[THE TASK] What number of lines contain the word "bien"? Reply with the number and nothing else.

------ DATA RECORDS ------

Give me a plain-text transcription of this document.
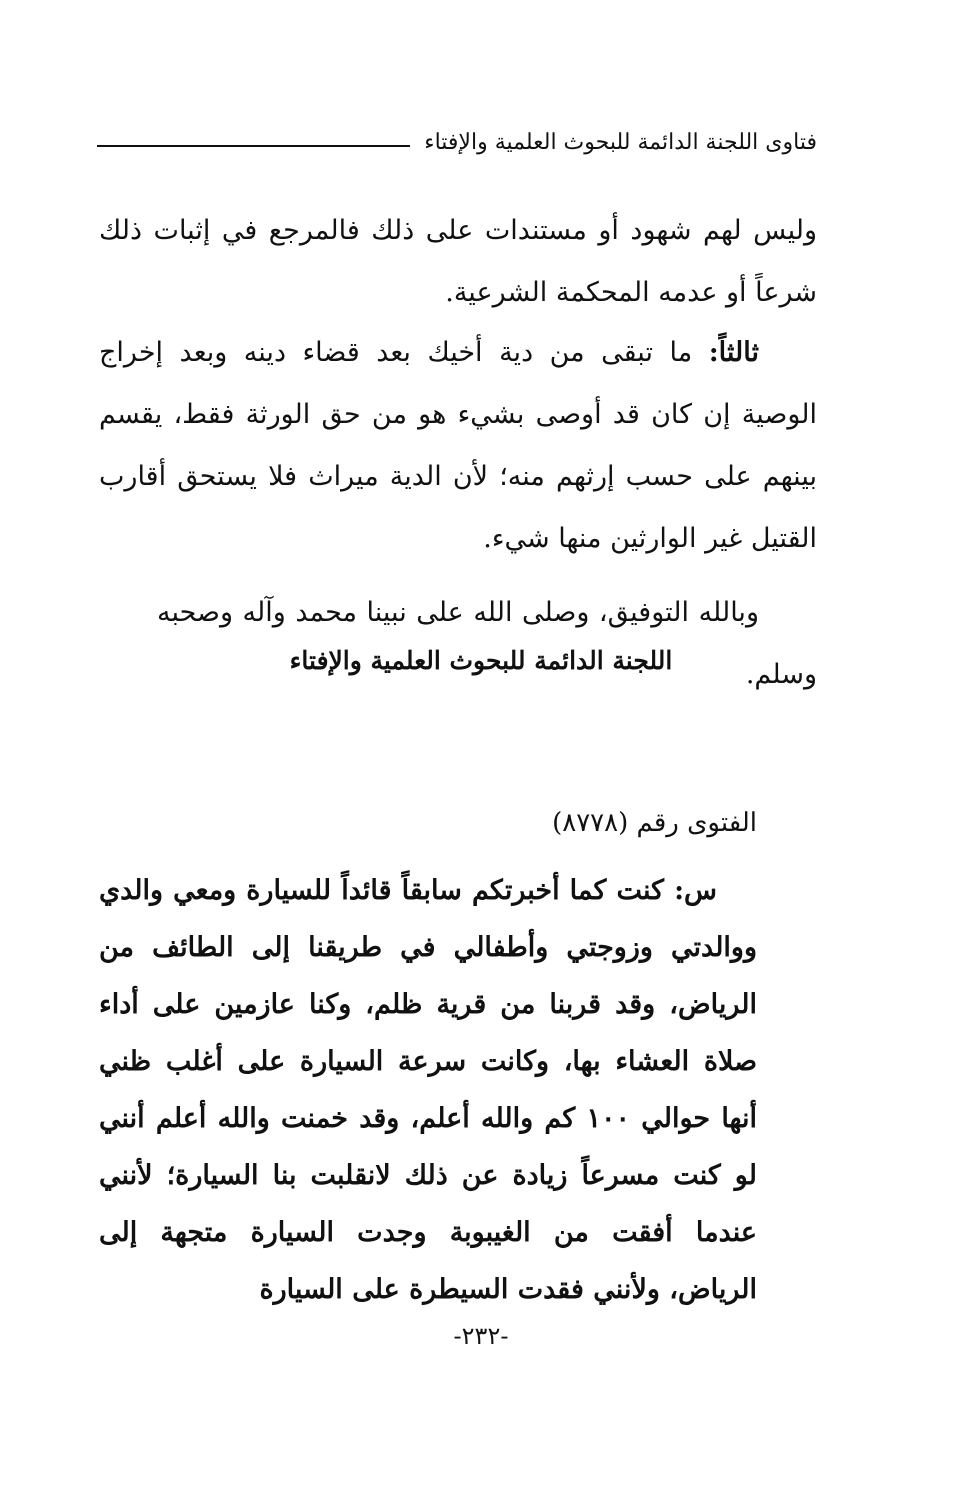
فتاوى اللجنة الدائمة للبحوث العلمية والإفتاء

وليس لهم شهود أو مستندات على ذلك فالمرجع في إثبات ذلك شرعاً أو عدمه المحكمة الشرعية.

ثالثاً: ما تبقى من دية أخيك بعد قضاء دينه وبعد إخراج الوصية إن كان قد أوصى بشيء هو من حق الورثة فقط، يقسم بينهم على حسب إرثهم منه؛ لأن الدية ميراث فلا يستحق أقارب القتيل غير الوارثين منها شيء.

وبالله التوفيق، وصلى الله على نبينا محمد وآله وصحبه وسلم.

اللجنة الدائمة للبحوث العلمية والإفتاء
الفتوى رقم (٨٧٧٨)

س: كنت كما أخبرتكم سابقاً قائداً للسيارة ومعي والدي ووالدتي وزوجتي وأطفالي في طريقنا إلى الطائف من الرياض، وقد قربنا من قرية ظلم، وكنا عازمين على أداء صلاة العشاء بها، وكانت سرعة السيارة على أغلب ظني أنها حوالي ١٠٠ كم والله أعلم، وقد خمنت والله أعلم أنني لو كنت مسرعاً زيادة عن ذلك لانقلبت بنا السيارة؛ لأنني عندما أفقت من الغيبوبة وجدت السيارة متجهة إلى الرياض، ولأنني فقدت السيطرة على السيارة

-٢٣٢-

------
------ DATA RECORDS ------

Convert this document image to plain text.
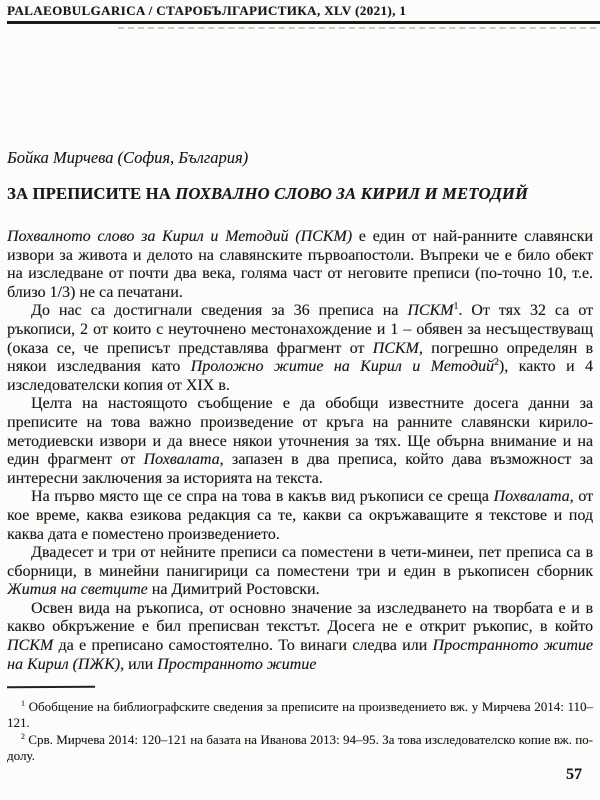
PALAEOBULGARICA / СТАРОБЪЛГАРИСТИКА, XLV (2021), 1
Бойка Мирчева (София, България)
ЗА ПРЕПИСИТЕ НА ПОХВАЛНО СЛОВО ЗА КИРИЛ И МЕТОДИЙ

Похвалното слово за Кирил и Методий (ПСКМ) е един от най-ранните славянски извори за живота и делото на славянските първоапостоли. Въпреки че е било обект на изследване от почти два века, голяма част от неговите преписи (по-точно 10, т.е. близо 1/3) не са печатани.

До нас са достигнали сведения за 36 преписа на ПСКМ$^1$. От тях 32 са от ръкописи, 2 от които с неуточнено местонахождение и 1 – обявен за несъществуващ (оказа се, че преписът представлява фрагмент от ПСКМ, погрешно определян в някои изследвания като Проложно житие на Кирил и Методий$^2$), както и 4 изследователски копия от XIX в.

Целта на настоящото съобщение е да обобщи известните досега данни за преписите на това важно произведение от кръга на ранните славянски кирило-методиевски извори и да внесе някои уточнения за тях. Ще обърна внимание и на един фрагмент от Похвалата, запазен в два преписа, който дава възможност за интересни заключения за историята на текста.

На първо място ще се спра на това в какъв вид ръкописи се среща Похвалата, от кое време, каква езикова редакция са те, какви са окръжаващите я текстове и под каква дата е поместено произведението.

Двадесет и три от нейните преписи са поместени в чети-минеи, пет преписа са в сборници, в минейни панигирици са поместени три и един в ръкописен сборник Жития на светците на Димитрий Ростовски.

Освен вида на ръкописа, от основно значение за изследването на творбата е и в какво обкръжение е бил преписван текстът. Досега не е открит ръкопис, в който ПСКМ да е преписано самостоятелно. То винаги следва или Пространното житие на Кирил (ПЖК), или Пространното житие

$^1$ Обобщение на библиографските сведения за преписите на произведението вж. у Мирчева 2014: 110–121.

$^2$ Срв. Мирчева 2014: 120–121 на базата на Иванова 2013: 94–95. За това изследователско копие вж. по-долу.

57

------
------ DATA RECORDS ------

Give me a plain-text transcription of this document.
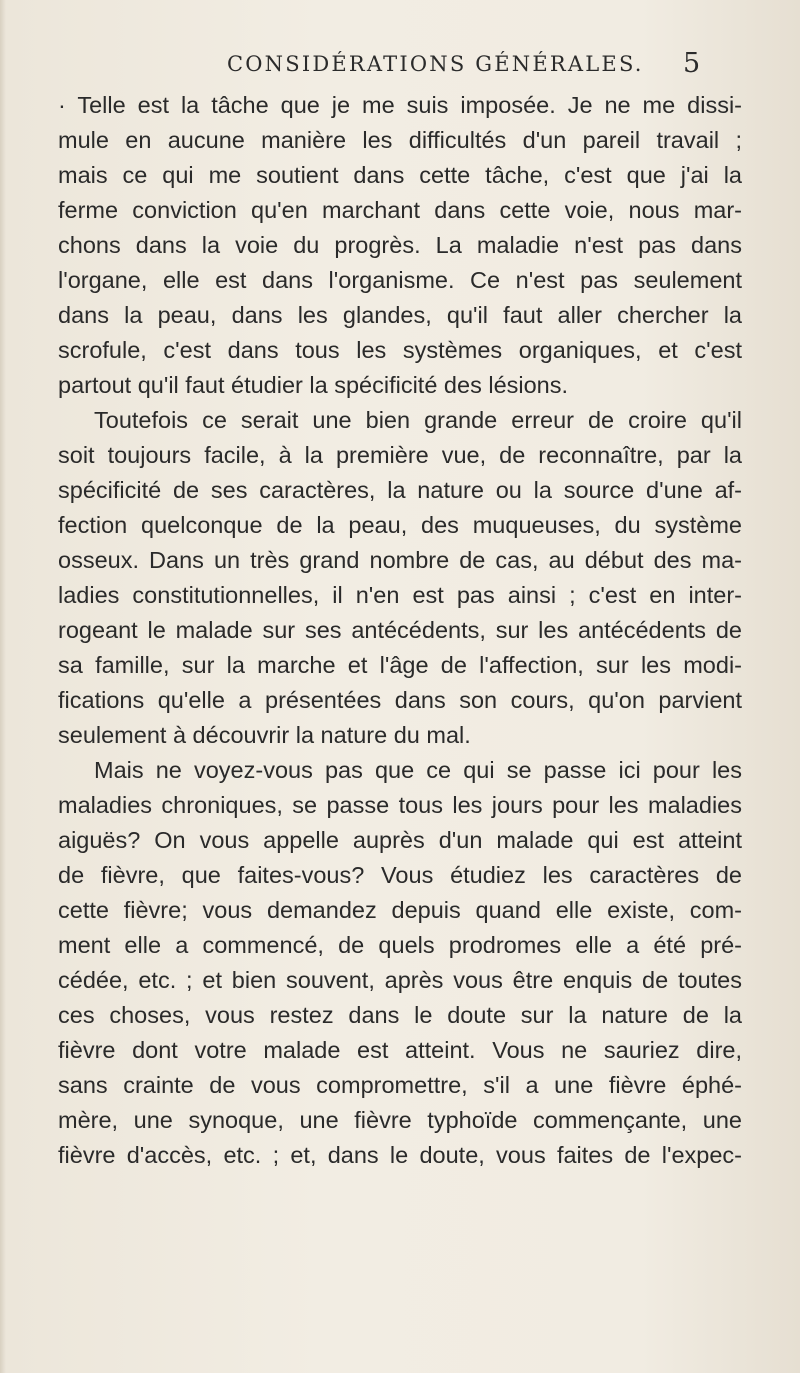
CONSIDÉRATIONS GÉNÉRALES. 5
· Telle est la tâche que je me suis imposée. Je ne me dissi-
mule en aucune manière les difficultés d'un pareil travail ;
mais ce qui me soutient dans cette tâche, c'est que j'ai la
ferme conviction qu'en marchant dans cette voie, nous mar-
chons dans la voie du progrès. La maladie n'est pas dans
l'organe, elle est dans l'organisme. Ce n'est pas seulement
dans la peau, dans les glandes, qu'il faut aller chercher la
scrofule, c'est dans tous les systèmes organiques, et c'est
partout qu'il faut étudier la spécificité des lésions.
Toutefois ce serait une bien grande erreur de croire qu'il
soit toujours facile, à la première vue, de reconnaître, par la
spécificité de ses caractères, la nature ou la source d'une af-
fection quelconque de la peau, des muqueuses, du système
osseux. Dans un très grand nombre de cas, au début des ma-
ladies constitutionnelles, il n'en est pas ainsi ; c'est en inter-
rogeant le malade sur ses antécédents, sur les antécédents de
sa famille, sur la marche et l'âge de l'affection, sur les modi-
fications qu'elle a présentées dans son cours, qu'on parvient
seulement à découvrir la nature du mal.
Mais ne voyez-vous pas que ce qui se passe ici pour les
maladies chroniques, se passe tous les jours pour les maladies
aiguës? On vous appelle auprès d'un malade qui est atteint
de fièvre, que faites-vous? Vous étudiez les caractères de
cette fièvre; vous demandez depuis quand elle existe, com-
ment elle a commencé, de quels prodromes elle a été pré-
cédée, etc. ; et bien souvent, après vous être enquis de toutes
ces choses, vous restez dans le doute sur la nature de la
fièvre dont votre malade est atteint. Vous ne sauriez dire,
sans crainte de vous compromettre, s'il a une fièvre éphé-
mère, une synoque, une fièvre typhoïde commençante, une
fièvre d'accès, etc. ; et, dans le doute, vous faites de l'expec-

------

[THE RESULT] 2